**Goal**
Gather every line below where "icon" appears.

Dataset records
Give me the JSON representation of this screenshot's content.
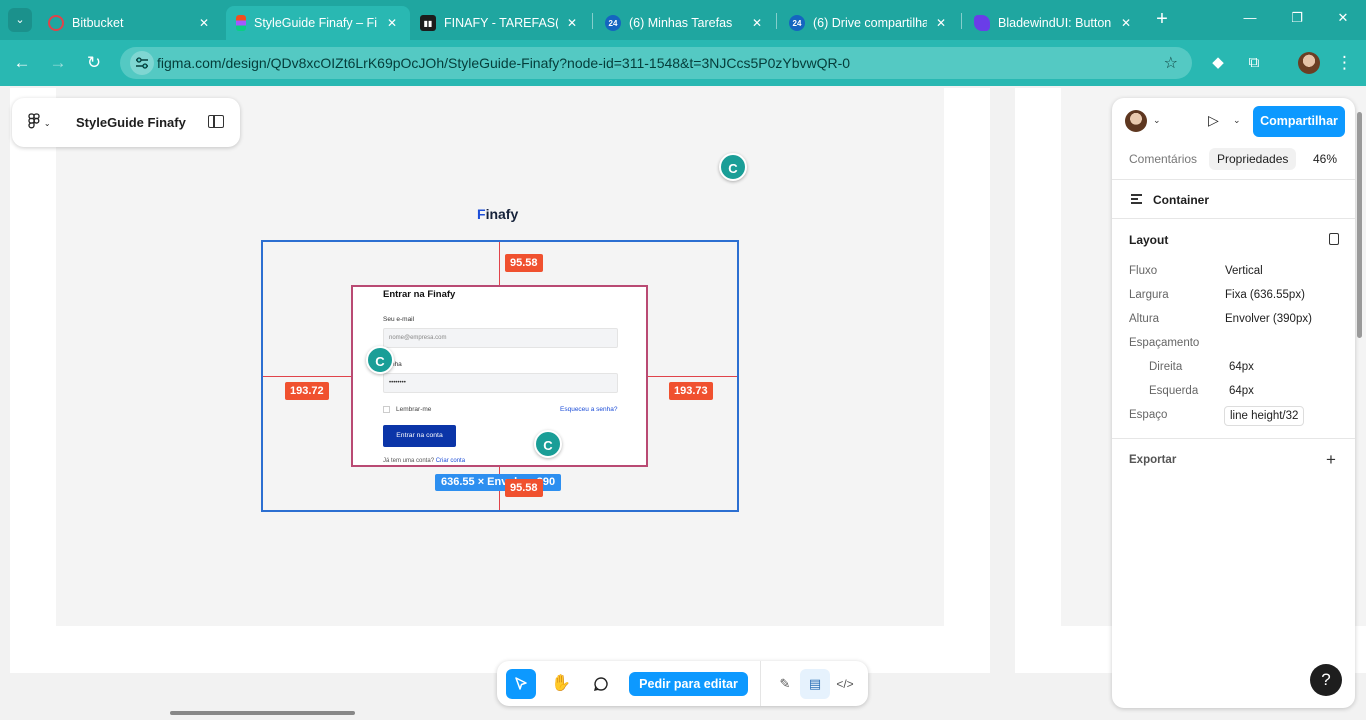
{
  "browser": {
    "tabs": [
      {
        "title": "Bitbucket",
        "favicon": "bitbucket-icon",
        "color": "#e0434a"
      },
      {
        "title": "StyleGuide Finafy – Fi",
        "favicon": "figma-icon",
        "color": "#a259ff"
      },
      {
        "title": "FINAFY - TAREFAS(BIT",
        "favicon": "trello-icon",
        "color": "#1c1c1c"
      },
      {
        "title": "(6) Minhas Tarefas",
        "favicon": "bitrix24-icon",
        "color": "#1565c0"
      },
      {
        "title": "(6) Drive compartilha",
        "favicon": "bitrix24-icon",
        "color": "#1565c0"
      },
      {
        "title": "BladewindUI: Button c",
        "favicon": "bladewind-icon",
        "color": "#6a3de8"
      }
    ],
    "url": "figma.com/design/QDv8xcOIZt6LrK69pOcJOh/StyleGuide-Finafy?node-id=311-1548&t=3NJCcs5P0zYbvwQR-0",
    "badge_24": "24"
  },
  "figma": {
    "file_name": "StyleGuide Finafy",
    "cursor_initial": "C",
    "brand": {
      "prefix": "F",
      "rest": "inafy"
    },
    "measurements": {
      "top": "95.58",
      "bottom": "95.58",
      "left": "193.72",
      "right": "193.73"
    },
    "dimension_label": "636.55 × Envolver 390",
    "login": {
      "title": "Entrar na Finafy",
      "email_label": "Seu e-mail",
      "email_placeholder": "nome@empresa.com",
      "password_label": "Senha",
      "password_value": "••••••••",
      "remember": "Lembrar-me",
      "forgot": "Esqueceu a senha?",
      "submit": "Entrar na conta",
      "footer_text": "Já tem uma conta?",
      "footer_link": "Criar conta"
    },
    "toolbar": {
      "edit_request": "Pedir para editar"
    }
  },
  "properties": {
    "share": "Compartilhar",
    "tabs": {
      "comments": "Comentários",
      "properties": "Propriedades"
    },
    "zoom": "46%",
    "layer_name": "Container",
    "layout": {
      "title": "Layout",
      "rows": [
        {
          "label": "Fluxo",
          "value": "Vertical"
        },
        {
          "label": "Largura",
          "value": "Fixa (636.55px)"
        },
        {
          "label": "Altura",
          "value": "Envolver (390px)"
        },
        {
          "label": "Espaçamento",
          "value": ""
        },
        {
          "label": "Direita",
          "value": "64px"
        },
        {
          "label": "Esquerda",
          "value": "64px"
        },
        {
          "label": "Espaço",
          "value": "line height/32"
        }
      ]
    },
    "export": "Exportar",
    "help": "?"
  }
}
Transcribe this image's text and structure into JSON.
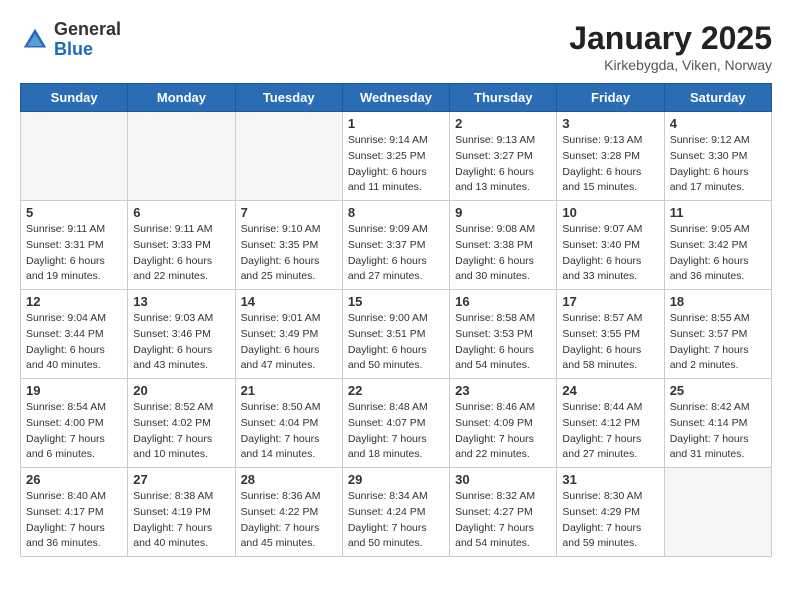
{
  "header": {
    "logo_general": "General",
    "logo_blue": "Blue",
    "title": "January 2025",
    "subtitle": "Kirkebygda, Viken, Norway"
  },
  "weekdays": [
    "Sunday",
    "Monday",
    "Tuesday",
    "Wednesday",
    "Thursday",
    "Friday",
    "Saturday"
  ],
  "weeks": [
    [
      {
        "day": "",
        "info": ""
      },
      {
        "day": "",
        "info": ""
      },
      {
        "day": "",
        "info": ""
      },
      {
        "day": "1",
        "info": "Sunrise: 9:14 AM\nSunset: 3:25 PM\nDaylight: 6 hours\nand 11 minutes."
      },
      {
        "day": "2",
        "info": "Sunrise: 9:13 AM\nSunset: 3:27 PM\nDaylight: 6 hours\nand 13 minutes."
      },
      {
        "day": "3",
        "info": "Sunrise: 9:13 AM\nSunset: 3:28 PM\nDaylight: 6 hours\nand 15 minutes."
      },
      {
        "day": "4",
        "info": "Sunrise: 9:12 AM\nSunset: 3:30 PM\nDaylight: 6 hours\nand 17 minutes."
      }
    ],
    [
      {
        "day": "5",
        "info": "Sunrise: 9:11 AM\nSunset: 3:31 PM\nDaylight: 6 hours\nand 19 minutes."
      },
      {
        "day": "6",
        "info": "Sunrise: 9:11 AM\nSunset: 3:33 PM\nDaylight: 6 hours\nand 22 minutes."
      },
      {
        "day": "7",
        "info": "Sunrise: 9:10 AM\nSunset: 3:35 PM\nDaylight: 6 hours\nand 25 minutes."
      },
      {
        "day": "8",
        "info": "Sunrise: 9:09 AM\nSunset: 3:37 PM\nDaylight: 6 hours\nand 27 minutes."
      },
      {
        "day": "9",
        "info": "Sunrise: 9:08 AM\nSunset: 3:38 PM\nDaylight: 6 hours\nand 30 minutes."
      },
      {
        "day": "10",
        "info": "Sunrise: 9:07 AM\nSunset: 3:40 PM\nDaylight: 6 hours\nand 33 minutes."
      },
      {
        "day": "11",
        "info": "Sunrise: 9:05 AM\nSunset: 3:42 PM\nDaylight: 6 hours\nand 36 minutes."
      }
    ],
    [
      {
        "day": "12",
        "info": "Sunrise: 9:04 AM\nSunset: 3:44 PM\nDaylight: 6 hours\nand 40 minutes."
      },
      {
        "day": "13",
        "info": "Sunrise: 9:03 AM\nSunset: 3:46 PM\nDaylight: 6 hours\nand 43 minutes."
      },
      {
        "day": "14",
        "info": "Sunrise: 9:01 AM\nSunset: 3:49 PM\nDaylight: 6 hours\nand 47 minutes."
      },
      {
        "day": "15",
        "info": "Sunrise: 9:00 AM\nSunset: 3:51 PM\nDaylight: 6 hours\nand 50 minutes."
      },
      {
        "day": "16",
        "info": "Sunrise: 8:58 AM\nSunset: 3:53 PM\nDaylight: 6 hours\nand 54 minutes."
      },
      {
        "day": "17",
        "info": "Sunrise: 8:57 AM\nSunset: 3:55 PM\nDaylight: 6 hours\nand 58 minutes."
      },
      {
        "day": "18",
        "info": "Sunrise: 8:55 AM\nSunset: 3:57 PM\nDaylight: 7 hours\nand 2 minutes."
      }
    ],
    [
      {
        "day": "19",
        "info": "Sunrise: 8:54 AM\nSunset: 4:00 PM\nDaylight: 7 hours\nand 6 minutes."
      },
      {
        "day": "20",
        "info": "Sunrise: 8:52 AM\nSunset: 4:02 PM\nDaylight: 7 hours\nand 10 minutes."
      },
      {
        "day": "21",
        "info": "Sunrise: 8:50 AM\nSunset: 4:04 PM\nDaylight: 7 hours\nand 14 minutes."
      },
      {
        "day": "22",
        "info": "Sunrise: 8:48 AM\nSunset: 4:07 PM\nDaylight: 7 hours\nand 18 minutes."
      },
      {
        "day": "23",
        "info": "Sunrise: 8:46 AM\nSunset: 4:09 PM\nDaylight: 7 hours\nand 22 minutes."
      },
      {
        "day": "24",
        "info": "Sunrise: 8:44 AM\nSunset: 4:12 PM\nDaylight: 7 hours\nand 27 minutes."
      },
      {
        "day": "25",
        "info": "Sunrise: 8:42 AM\nSunset: 4:14 PM\nDaylight: 7 hours\nand 31 minutes."
      }
    ],
    [
      {
        "day": "26",
        "info": "Sunrise: 8:40 AM\nSunset: 4:17 PM\nDaylight: 7 hours\nand 36 minutes."
      },
      {
        "day": "27",
        "info": "Sunrise: 8:38 AM\nSunset: 4:19 PM\nDaylight: 7 hours\nand 40 minutes."
      },
      {
        "day": "28",
        "info": "Sunrise: 8:36 AM\nSunset: 4:22 PM\nDaylight: 7 hours\nand 45 minutes."
      },
      {
        "day": "29",
        "info": "Sunrise: 8:34 AM\nSunset: 4:24 PM\nDaylight: 7 hours\nand 50 minutes."
      },
      {
        "day": "30",
        "info": "Sunrise: 8:32 AM\nSunset: 4:27 PM\nDaylight: 7 hours\nand 54 minutes."
      },
      {
        "day": "31",
        "info": "Sunrise: 8:30 AM\nSunset: 4:29 PM\nDaylight: 7 hours\nand 59 minutes."
      },
      {
        "day": "",
        "info": ""
      }
    ]
  ]
}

**Output for this exercise**
        "favicon": "bitbucket-icon",
        "favicon": "figma-icon",
        "favicon": "trello-icon",
        "favicon": "bitrix24-icon",
        "favicon": "bitrix24-icon",
        "favicon": "bladewind-icon",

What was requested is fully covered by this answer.